━━━ RECORDS SHOWN

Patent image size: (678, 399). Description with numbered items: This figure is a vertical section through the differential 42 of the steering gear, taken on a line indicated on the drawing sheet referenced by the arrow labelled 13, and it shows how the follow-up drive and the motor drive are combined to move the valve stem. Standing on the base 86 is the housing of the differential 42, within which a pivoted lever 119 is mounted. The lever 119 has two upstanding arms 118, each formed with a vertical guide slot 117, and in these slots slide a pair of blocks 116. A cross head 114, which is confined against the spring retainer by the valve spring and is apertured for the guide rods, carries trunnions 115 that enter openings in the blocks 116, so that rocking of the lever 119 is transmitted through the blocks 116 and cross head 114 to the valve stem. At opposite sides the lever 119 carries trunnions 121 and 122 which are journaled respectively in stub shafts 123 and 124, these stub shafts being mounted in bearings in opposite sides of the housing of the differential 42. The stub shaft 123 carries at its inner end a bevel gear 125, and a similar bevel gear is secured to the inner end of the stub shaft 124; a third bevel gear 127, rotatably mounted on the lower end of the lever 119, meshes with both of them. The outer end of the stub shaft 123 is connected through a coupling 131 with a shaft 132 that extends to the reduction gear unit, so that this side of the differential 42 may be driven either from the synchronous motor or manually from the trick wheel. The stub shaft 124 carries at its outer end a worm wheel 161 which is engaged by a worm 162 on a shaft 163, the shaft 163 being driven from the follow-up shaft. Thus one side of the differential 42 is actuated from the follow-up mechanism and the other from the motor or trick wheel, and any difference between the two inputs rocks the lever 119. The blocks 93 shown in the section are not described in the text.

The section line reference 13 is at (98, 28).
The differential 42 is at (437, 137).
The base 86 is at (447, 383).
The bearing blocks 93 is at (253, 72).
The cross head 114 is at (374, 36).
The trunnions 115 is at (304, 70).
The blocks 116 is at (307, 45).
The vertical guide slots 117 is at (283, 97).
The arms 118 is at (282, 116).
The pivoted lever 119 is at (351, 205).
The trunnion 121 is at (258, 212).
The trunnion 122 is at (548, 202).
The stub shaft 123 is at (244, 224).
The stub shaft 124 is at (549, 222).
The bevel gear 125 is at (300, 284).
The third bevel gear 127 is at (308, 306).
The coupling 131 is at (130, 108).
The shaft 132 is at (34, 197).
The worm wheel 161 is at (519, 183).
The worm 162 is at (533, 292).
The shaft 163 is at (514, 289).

━━━━━━

▶ WRITTEN TASK
Output every line of the records above verbatim, with nothing altered or left out.

▶ FINAL RESULT
Patent image size: (678, 399). Description with numbered items: This figure is a vertical section through the differential 42 of the steering gear, taken on a line indicated on the drawing sheet referenced by the arrow labelled 13, and it shows how the follow-up drive and the motor drive are combined to move the valve stem. Standing on the base 86 is the housing of the differential 42, within which a pivoted lever 119 is mounted. The lever 119 has two upstanding arms 118, each formed with a vertical guide slot 117, and in these slots slide a pair of blocks 116. A cross head 114, which is confined against the spring retainer by the valve spring and is apertured for the guide rods, carries trunnions 115 that enter openings in the blocks 116, so that rocking of the lever 119 is transmitted through the blocks 116 and cross head 114 to the valve stem. At opposite sides the lever 119 carries trunnions 121 and 122 which are journaled respectively in stub shafts 123 and 124, these stub shafts being mounted in bearings in opposite sides of the housing of the differential 42. The stub shaft 123 carries at its inner end a bevel gear 125, and a similar bevel gear is secured to the inner end of the stub shaft 124; a third bevel gear 127, rotatably mounted on the lower end of the lever 119, meshes with both of them. The outer end of the stub shaft 123 is connected through a coupling 131 with a shaft 132 that extends to the reduction gear unit, so that this side of the differential 42 may be driven either from the synchronous motor or manually from the trick wheel. The stub shaft 124 carries at its outer end a worm wheel 161 which is engaged by a worm 162 on a shaft 163, the shaft 163 being driven from the follow-up shaft. Thus one side of the differential 42 is actuated from the follow-up mechanism and the other from the motor or trick wheel, and any difference between the two inputs rocks the lever 119. The blocks 93 shown in the section are not described in the text.

The section line reference 13 is at (98, 28).
The differential 42 is at (437, 137).
The base 86 is at (447, 383).
The bearing blocks 93 is at (253, 72).
The cross head 114 is at (374, 36).
The trunnions 115 is at (304, 70).
The blocks 116 is at (307, 45).
The vertical guide slots 117 is at (283, 97).
The arms 118 is at (282, 116).
The pivoted lever 119 is at (351, 205).
The trunnion 121 is at (258, 212).
The trunnion 122 is at (548, 202).
The stub shaft 123 is at (244, 224).
The stub shaft 124 is at (549, 222).
The bevel gear 125 is at (300, 284).
The third bevel gear 127 is at (308, 306).
The coupling 131 is at (130, 108).
The shaft 132 is at (34, 197).
The worm wheel 161 is at (519, 183).
The worm 162 is at (533, 292).
The shaft 163 is at (514, 289).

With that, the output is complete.